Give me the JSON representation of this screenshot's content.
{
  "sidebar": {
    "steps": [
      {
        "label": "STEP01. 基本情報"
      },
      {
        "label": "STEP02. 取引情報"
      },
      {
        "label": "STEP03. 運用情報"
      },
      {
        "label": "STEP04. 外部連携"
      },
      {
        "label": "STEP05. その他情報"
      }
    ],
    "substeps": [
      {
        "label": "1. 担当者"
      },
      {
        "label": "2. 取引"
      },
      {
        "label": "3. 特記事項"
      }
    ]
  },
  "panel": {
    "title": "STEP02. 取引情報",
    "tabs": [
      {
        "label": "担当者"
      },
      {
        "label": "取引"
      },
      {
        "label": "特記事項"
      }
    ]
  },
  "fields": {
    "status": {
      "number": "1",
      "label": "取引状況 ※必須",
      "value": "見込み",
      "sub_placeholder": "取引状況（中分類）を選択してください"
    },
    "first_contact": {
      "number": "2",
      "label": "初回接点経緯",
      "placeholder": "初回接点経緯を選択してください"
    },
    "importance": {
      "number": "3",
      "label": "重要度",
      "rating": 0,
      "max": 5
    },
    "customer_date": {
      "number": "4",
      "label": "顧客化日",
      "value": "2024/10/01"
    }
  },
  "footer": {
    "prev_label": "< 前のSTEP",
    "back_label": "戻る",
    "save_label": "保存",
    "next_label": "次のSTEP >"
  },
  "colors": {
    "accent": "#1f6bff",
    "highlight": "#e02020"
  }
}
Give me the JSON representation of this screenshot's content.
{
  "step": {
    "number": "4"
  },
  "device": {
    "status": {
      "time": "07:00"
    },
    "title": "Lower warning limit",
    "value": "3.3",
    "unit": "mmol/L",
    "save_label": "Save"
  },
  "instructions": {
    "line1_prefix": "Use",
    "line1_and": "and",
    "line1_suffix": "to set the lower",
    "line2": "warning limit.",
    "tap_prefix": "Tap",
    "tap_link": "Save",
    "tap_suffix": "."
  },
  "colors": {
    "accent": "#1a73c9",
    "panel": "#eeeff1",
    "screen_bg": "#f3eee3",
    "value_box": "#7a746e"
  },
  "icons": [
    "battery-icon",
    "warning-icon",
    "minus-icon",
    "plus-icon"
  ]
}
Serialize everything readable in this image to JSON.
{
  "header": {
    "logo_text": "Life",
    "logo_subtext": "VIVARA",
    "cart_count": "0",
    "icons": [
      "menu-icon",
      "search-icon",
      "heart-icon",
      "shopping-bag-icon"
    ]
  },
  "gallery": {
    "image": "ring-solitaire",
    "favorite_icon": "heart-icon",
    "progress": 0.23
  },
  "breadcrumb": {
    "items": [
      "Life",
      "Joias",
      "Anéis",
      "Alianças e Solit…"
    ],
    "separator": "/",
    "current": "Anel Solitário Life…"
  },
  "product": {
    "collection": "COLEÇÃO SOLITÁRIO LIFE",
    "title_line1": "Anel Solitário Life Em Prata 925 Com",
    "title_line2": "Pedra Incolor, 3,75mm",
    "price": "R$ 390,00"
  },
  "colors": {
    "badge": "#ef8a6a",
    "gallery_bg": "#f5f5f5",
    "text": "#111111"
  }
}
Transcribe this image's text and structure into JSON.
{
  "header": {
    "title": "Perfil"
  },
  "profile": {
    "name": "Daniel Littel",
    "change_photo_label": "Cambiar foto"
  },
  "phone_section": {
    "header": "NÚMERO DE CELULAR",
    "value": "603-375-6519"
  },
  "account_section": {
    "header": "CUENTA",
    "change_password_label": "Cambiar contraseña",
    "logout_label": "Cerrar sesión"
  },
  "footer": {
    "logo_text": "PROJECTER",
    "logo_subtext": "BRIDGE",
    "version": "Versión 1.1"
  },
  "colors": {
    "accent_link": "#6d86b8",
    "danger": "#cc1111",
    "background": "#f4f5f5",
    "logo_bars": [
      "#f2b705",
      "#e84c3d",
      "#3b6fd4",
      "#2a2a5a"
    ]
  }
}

WHAT YOU WILL DO:
Look through the entries and return every line where "header" appears.

EXPECTED OUTPUT:
  "header": {
  "header": {
    "header": "NÚMERO DE CELULAR",
    "header": "CUENTA",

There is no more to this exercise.